**RECORDS TO PROCESS:**
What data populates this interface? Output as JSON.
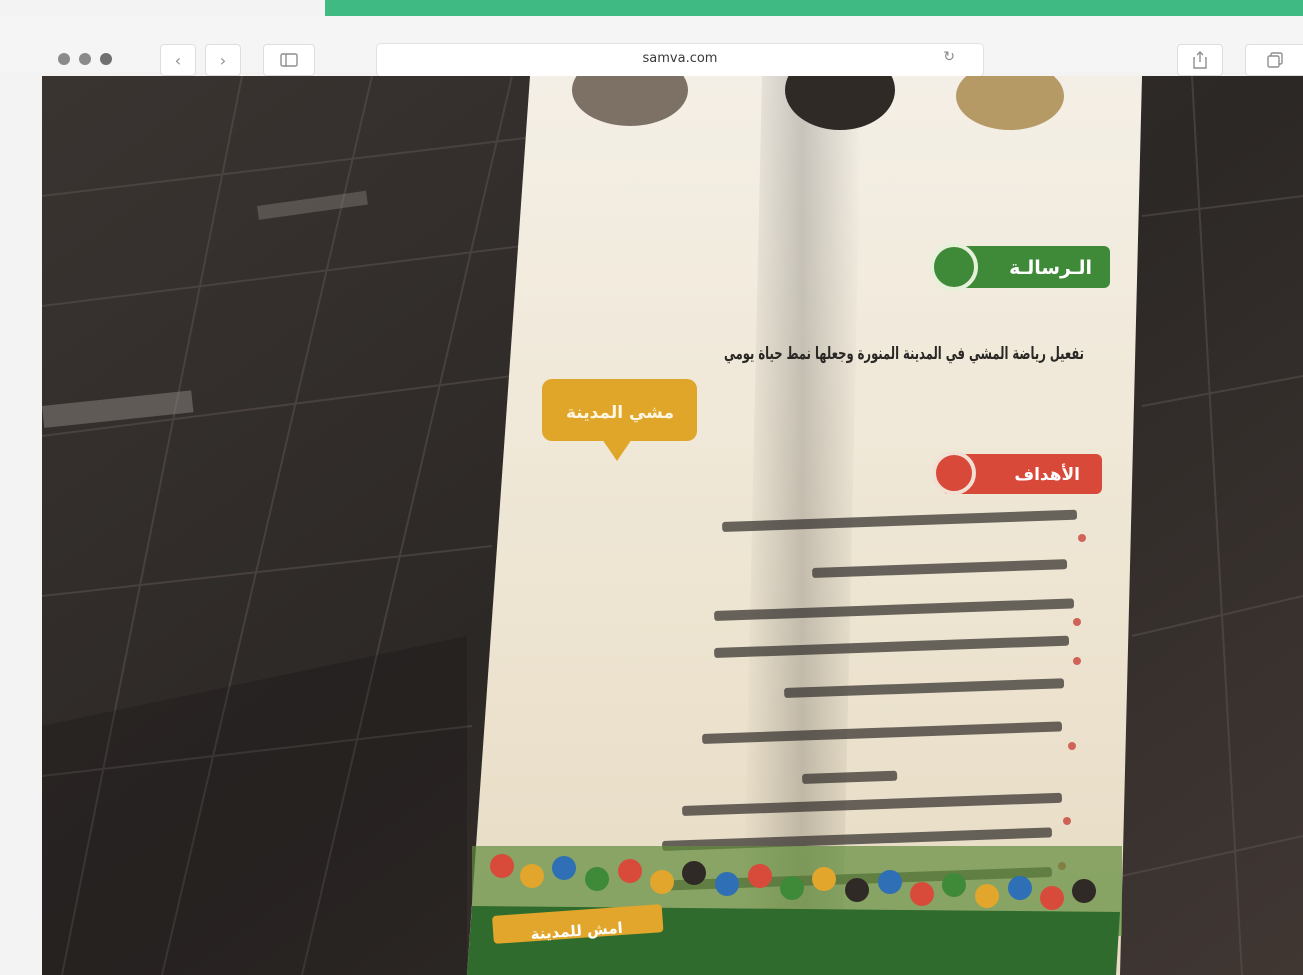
{
  "browser": {
    "url": "samva.com",
    "accent_color": "#3fba82",
    "icons": [
      "close-dot",
      "minimize-dot",
      "zoom-dot",
      "back-icon",
      "forward-icon",
      "sidebar-icon",
      "reload-icon",
      "share-icon",
      "tabs-icon"
    ]
  },
  "flyer": {
    "section1_heading": "الـرسالـة",
    "section1_text": "تفعيل رياضة المشي في المدينة المنورة وجعلها نمط حياة يومي",
    "section2_heading": "الأهداف",
    "speech_bubble": "مشي المدينة",
    "footer_banner": "امش للمدينة"
  }
}
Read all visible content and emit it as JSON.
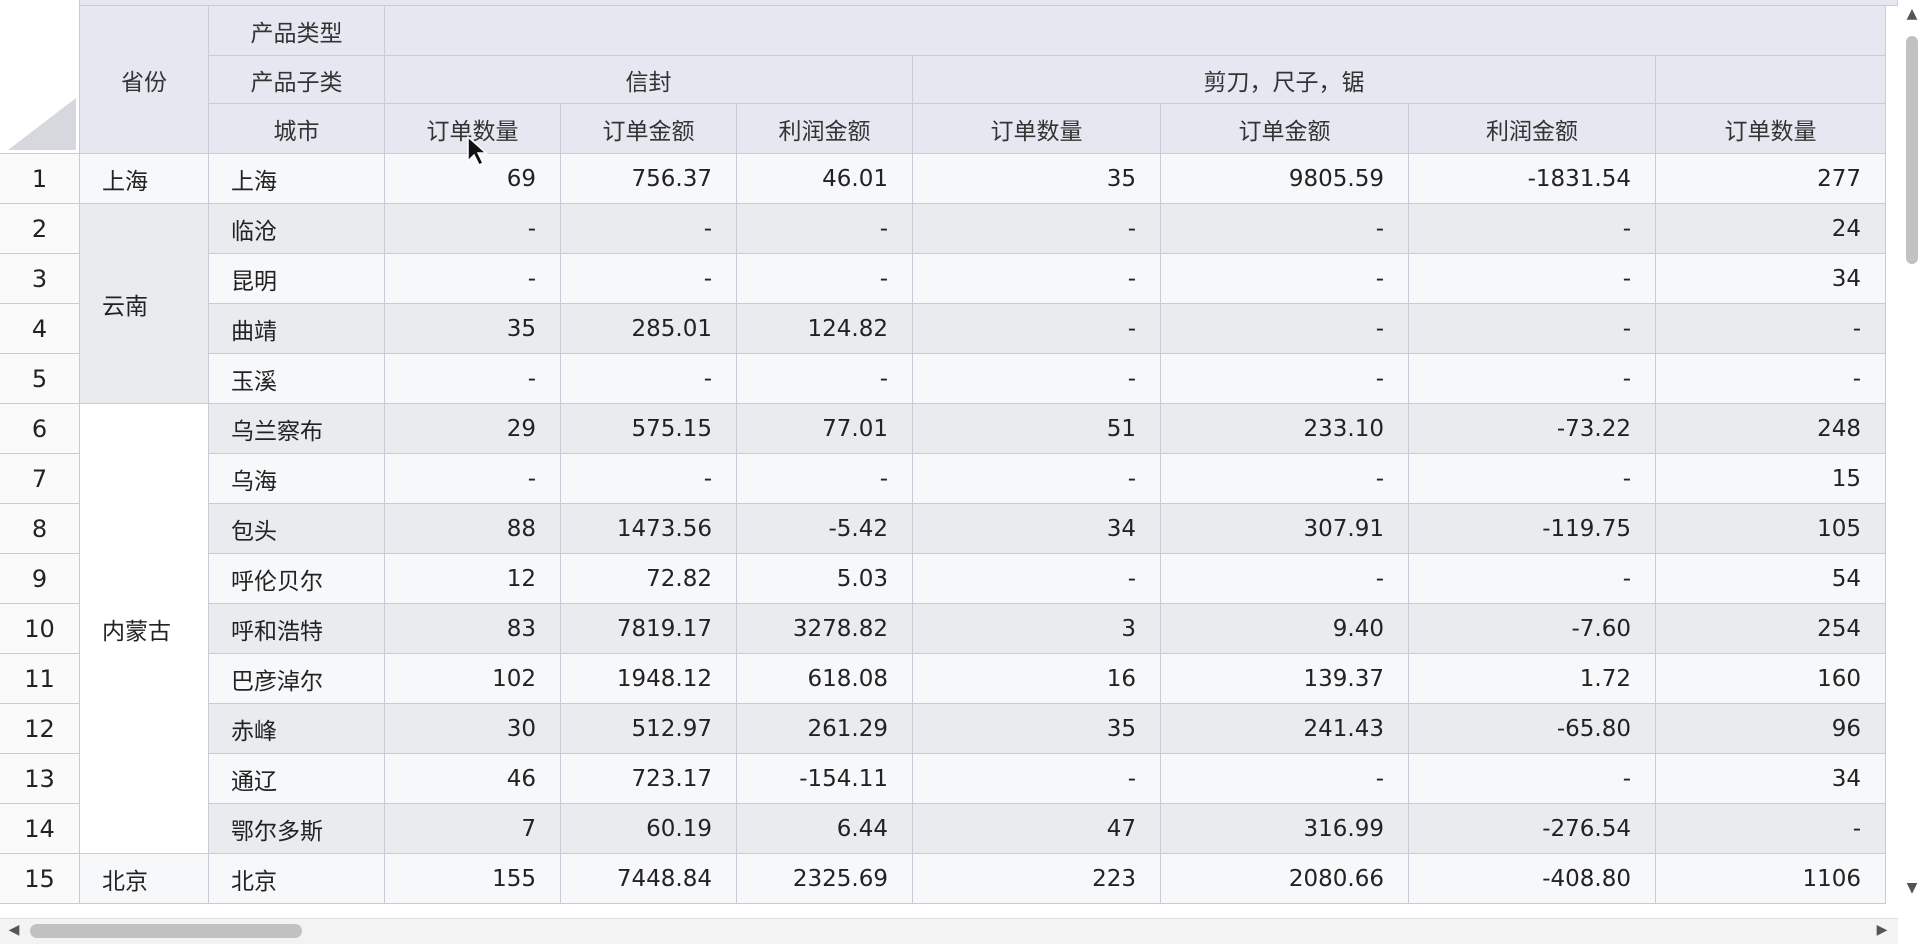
{
  "header": {
    "row_field_label": "省份",
    "product_type_label": "产品类型",
    "product_subtype_label": "产品子类",
    "city_label": "城市",
    "subtype_groups": [
      {
        "name": "信封",
        "span": 3
      },
      {
        "name": "剪刀，尺子，锯",
        "span": 3
      },
      {
        "name": "",
        "span": 1
      }
    ],
    "measures": [
      "订单数量",
      "订单金额",
      "利润金额",
      "订单数量",
      "订单金额",
      "利润金额",
      "订单数量"
    ]
  },
  "provinces": [
    {
      "name": "上海",
      "start": 0,
      "span": 1
    },
    {
      "name": "云南",
      "start": 1,
      "span": 4
    },
    {
      "name": "内蒙古",
      "start": 5,
      "span": 9
    },
    {
      "name": "北京",
      "start": 14,
      "span": 1
    }
  ],
  "rows": [
    {
      "num": "1",
      "city": "上海",
      "values": [
        "69",
        "756.37",
        "46.01",
        "35",
        "9805.59",
        "-1831.54",
        "277"
      ]
    },
    {
      "num": "2",
      "city": "临沧",
      "values": [
        "-",
        "-",
        "-",
        "-",
        "-",
        "-",
        "24"
      ]
    },
    {
      "num": "3",
      "city": "昆明",
      "values": [
        "-",
        "-",
        "-",
        "-",
        "-",
        "-",
        "34"
      ]
    },
    {
      "num": "4",
      "city": "曲靖",
      "values": [
        "35",
        "285.01",
        "124.82",
        "-",
        "-",
        "-",
        "-"
      ]
    },
    {
      "num": "5",
      "city": "玉溪",
      "values": [
        "-",
        "-",
        "-",
        "-",
        "-",
        "-",
        "-"
      ]
    },
    {
      "num": "6",
      "city": "乌兰察布",
      "values": [
        "29",
        "575.15",
        "77.01",
        "51",
        "233.10",
        "-73.22",
        "248"
      ]
    },
    {
      "num": "7",
      "city": "乌海",
      "values": [
        "-",
        "-",
        "-",
        "-",
        "-",
        "-",
        "15"
      ]
    },
    {
      "num": "8",
      "city": "包头",
      "values": [
        "88",
        "1473.56",
        "-5.42",
        "34",
        "307.91",
        "-119.75",
        "105"
      ]
    },
    {
      "num": "9",
      "city": "呼伦贝尔",
      "values": [
        "12",
        "72.82",
        "5.03",
        "-",
        "-",
        "-",
        "54"
      ]
    },
    {
      "num": "10",
      "city": "呼和浩特",
      "values": [
        "83",
        "7819.17",
        "3278.82",
        "3",
        "9.40",
        "-7.60",
        "254"
      ]
    },
    {
      "num": "11",
      "city": "巴彦淖尔",
      "values": [
        "102",
        "1948.12",
        "618.08",
        "16",
        "139.37",
        "1.72",
        "160"
      ]
    },
    {
      "num": "12",
      "city": "赤峰",
      "values": [
        "30",
        "512.97",
        "261.29",
        "35",
        "241.43",
        "-65.80",
        "96"
      ]
    },
    {
      "num": "13",
      "city": "通辽",
      "values": [
        "46",
        "723.17",
        "-154.11",
        "-",
        "-",
        "-",
        "34"
      ]
    },
    {
      "num": "14",
      "city": "鄂尔多斯",
      "values": [
        "7",
        "60.19",
        "6.44",
        "47",
        "316.99",
        "-276.54",
        "-"
      ]
    },
    {
      "num": "15",
      "city": "北京",
      "values": [
        "155",
        "7448.84",
        "2325.69",
        "223",
        "2080.66",
        "-408.80",
        "1106"
      ]
    }
  ],
  "colors": {
    "header_bg": "#e6e8f1",
    "row_light": "#f7f8fa",
    "row_dark": "#e9ecef",
    "border": "#c9ccd6"
  }
}
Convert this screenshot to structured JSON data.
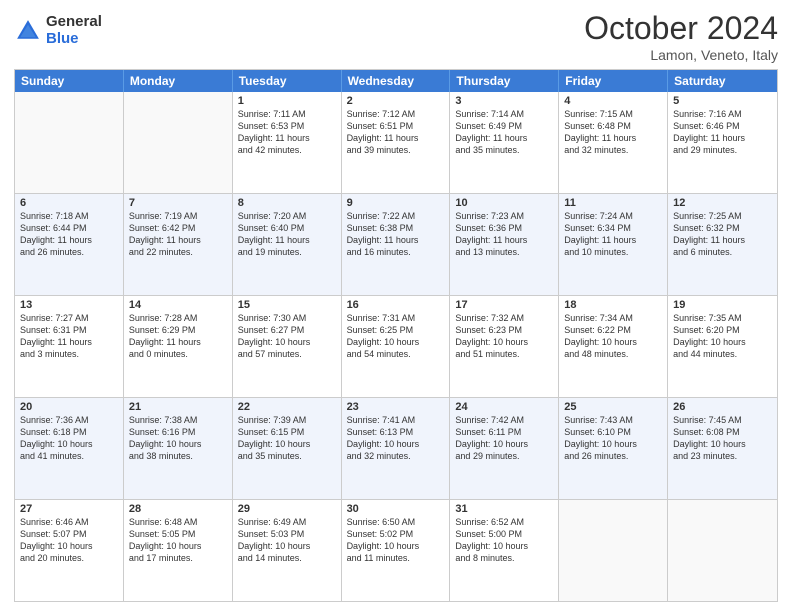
{
  "header": {
    "logo": {
      "general": "General",
      "blue": "Blue"
    },
    "title": "October 2024",
    "location": "Lamon, Veneto, Italy"
  },
  "days_of_week": [
    "Sunday",
    "Monday",
    "Tuesday",
    "Wednesday",
    "Thursday",
    "Friday",
    "Saturday"
  ],
  "weeks": [
    {
      "alt": false,
      "cells": [
        {
          "day": "",
          "empty": true,
          "lines": []
        },
        {
          "day": "",
          "empty": true,
          "lines": []
        },
        {
          "day": "1",
          "empty": false,
          "lines": [
            "Sunrise: 7:11 AM",
            "Sunset: 6:53 PM",
            "Daylight: 11 hours",
            "and 42 minutes."
          ]
        },
        {
          "day": "2",
          "empty": false,
          "lines": [
            "Sunrise: 7:12 AM",
            "Sunset: 6:51 PM",
            "Daylight: 11 hours",
            "and 39 minutes."
          ]
        },
        {
          "day": "3",
          "empty": false,
          "lines": [
            "Sunrise: 7:14 AM",
            "Sunset: 6:49 PM",
            "Daylight: 11 hours",
            "and 35 minutes."
          ]
        },
        {
          "day": "4",
          "empty": false,
          "lines": [
            "Sunrise: 7:15 AM",
            "Sunset: 6:48 PM",
            "Daylight: 11 hours",
            "and 32 minutes."
          ]
        },
        {
          "day": "5",
          "empty": false,
          "lines": [
            "Sunrise: 7:16 AM",
            "Sunset: 6:46 PM",
            "Daylight: 11 hours",
            "and 29 minutes."
          ]
        }
      ]
    },
    {
      "alt": true,
      "cells": [
        {
          "day": "6",
          "empty": false,
          "lines": [
            "Sunrise: 7:18 AM",
            "Sunset: 6:44 PM",
            "Daylight: 11 hours",
            "and 26 minutes."
          ]
        },
        {
          "day": "7",
          "empty": false,
          "lines": [
            "Sunrise: 7:19 AM",
            "Sunset: 6:42 PM",
            "Daylight: 11 hours",
            "and 22 minutes."
          ]
        },
        {
          "day": "8",
          "empty": false,
          "lines": [
            "Sunrise: 7:20 AM",
            "Sunset: 6:40 PM",
            "Daylight: 11 hours",
            "and 19 minutes."
          ]
        },
        {
          "day": "9",
          "empty": false,
          "lines": [
            "Sunrise: 7:22 AM",
            "Sunset: 6:38 PM",
            "Daylight: 11 hours",
            "and 16 minutes."
          ]
        },
        {
          "day": "10",
          "empty": false,
          "lines": [
            "Sunrise: 7:23 AM",
            "Sunset: 6:36 PM",
            "Daylight: 11 hours",
            "and 13 minutes."
          ]
        },
        {
          "day": "11",
          "empty": false,
          "lines": [
            "Sunrise: 7:24 AM",
            "Sunset: 6:34 PM",
            "Daylight: 11 hours",
            "and 10 minutes."
          ]
        },
        {
          "day": "12",
          "empty": false,
          "lines": [
            "Sunrise: 7:25 AM",
            "Sunset: 6:32 PM",
            "Daylight: 11 hours",
            "and 6 minutes."
          ]
        }
      ]
    },
    {
      "alt": false,
      "cells": [
        {
          "day": "13",
          "empty": false,
          "lines": [
            "Sunrise: 7:27 AM",
            "Sunset: 6:31 PM",
            "Daylight: 11 hours",
            "and 3 minutes."
          ]
        },
        {
          "day": "14",
          "empty": false,
          "lines": [
            "Sunrise: 7:28 AM",
            "Sunset: 6:29 PM",
            "Daylight: 11 hours",
            "and 0 minutes."
          ]
        },
        {
          "day": "15",
          "empty": false,
          "lines": [
            "Sunrise: 7:30 AM",
            "Sunset: 6:27 PM",
            "Daylight: 10 hours",
            "and 57 minutes."
          ]
        },
        {
          "day": "16",
          "empty": false,
          "lines": [
            "Sunrise: 7:31 AM",
            "Sunset: 6:25 PM",
            "Daylight: 10 hours",
            "and 54 minutes."
          ]
        },
        {
          "day": "17",
          "empty": false,
          "lines": [
            "Sunrise: 7:32 AM",
            "Sunset: 6:23 PM",
            "Daylight: 10 hours",
            "and 51 minutes."
          ]
        },
        {
          "day": "18",
          "empty": false,
          "lines": [
            "Sunrise: 7:34 AM",
            "Sunset: 6:22 PM",
            "Daylight: 10 hours",
            "and 48 minutes."
          ]
        },
        {
          "day": "19",
          "empty": false,
          "lines": [
            "Sunrise: 7:35 AM",
            "Sunset: 6:20 PM",
            "Daylight: 10 hours",
            "and 44 minutes."
          ]
        }
      ]
    },
    {
      "alt": true,
      "cells": [
        {
          "day": "20",
          "empty": false,
          "lines": [
            "Sunrise: 7:36 AM",
            "Sunset: 6:18 PM",
            "Daylight: 10 hours",
            "and 41 minutes."
          ]
        },
        {
          "day": "21",
          "empty": false,
          "lines": [
            "Sunrise: 7:38 AM",
            "Sunset: 6:16 PM",
            "Daylight: 10 hours",
            "and 38 minutes."
          ]
        },
        {
          "day": "22",
          "empty": false,
          "lines": [
            "Sunrise: 7:39 AM",
            "Sunset: 6:15 PM",
            "Daylight: 10 hours",
            "and 35 minutes."
          ]
        },
        {
          "day": "23",
          "empty": false,
          "lines": [
            "Sunrise: 7:41 AM",
            "Sunset: 6:13 PM",
            "Daylight: 10 hours",
            "and 32 minutes."
          ]
        },
        {
          "day": "24",
          "empty": false,
          "lines": [
            "Sunrise: 7:42 AM",
            "Sunset: 6:11 PM",
            "Daylight: 10 hours",
            "and 29 minutes."
          ]
        },
        {
          "day": "25",
          "empty": false,
          "lines": [
            "Sunrise: 7:43 AM",
            "Sunset: 6:10 PM",
            "Daylight: 10 hours",
            "and 26 minutes."
          ]
        },
        {
          "day": "26",
          "empty": false,
          "lines": [
            "Sunrise: 7:45 AM",
            "Sunset: 6:08 PM",
            "Daylight: 10 hours",
            "and 23 minutes."
          ]
        }
      ]
    },
    {
      "alt": false,
      "cells": [
        {
          "day": "27",
          "empty": false,
          "lines": [
            "Sunrise: 6:46 AM",
            "Sunset: 5:07 PM",
            "Daylight: 10 hours",
            "and 20 minutes."
          ]
        },
        {
          "day": "28",
          "empty": false,
          "lines": [
            "Sunrise: 6:48 AM",
            "Sunset: 5:05 PM",
            "Daylight: 10 hours",
            "and 17 minutes."
          ]
        },
        {
          "day": "29",
          "empty": false,
          "lines": [
            "Sunrise: 6:49 AM",
            "Sunset: 5:03 PM",
            "Daylight: 10 hours",
            "and 14 minutes."
          ]
        },
        {
          "day": "30",
          "empty": false,
          "lines": [
            "Sunrise: 6:50 AM",
            "Sunset: 5:02 PM",
            "Daylight: 10 hours",
            "and 11 minutes."
          ]
        },
        {
          "day": "31",
          "empty": false,
          "lines": [
            "Sunrise: 6:52 AM",
            "Sunset: 5:00 PM",
            "Daylight: 10 hours",
            "and 8 minutes."
          ]
        },
        {
          "day": "",
          "empty": true,
          "lines": []
        },
        {
          "day": "",
          "empty": true,
          "lines": []
        }
      ]
    }
  ]
}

**DIRECTIONS:** Show the lines of the material that contain the word "name".

**WRITTEN SOLUTION:**
        "name": "信封",
        "name": "剪刀，尺子，锯",
        "name": "",
      "name": "上海",
      "name": "云南",
      "name": "内蒙古",
      "name": "北京",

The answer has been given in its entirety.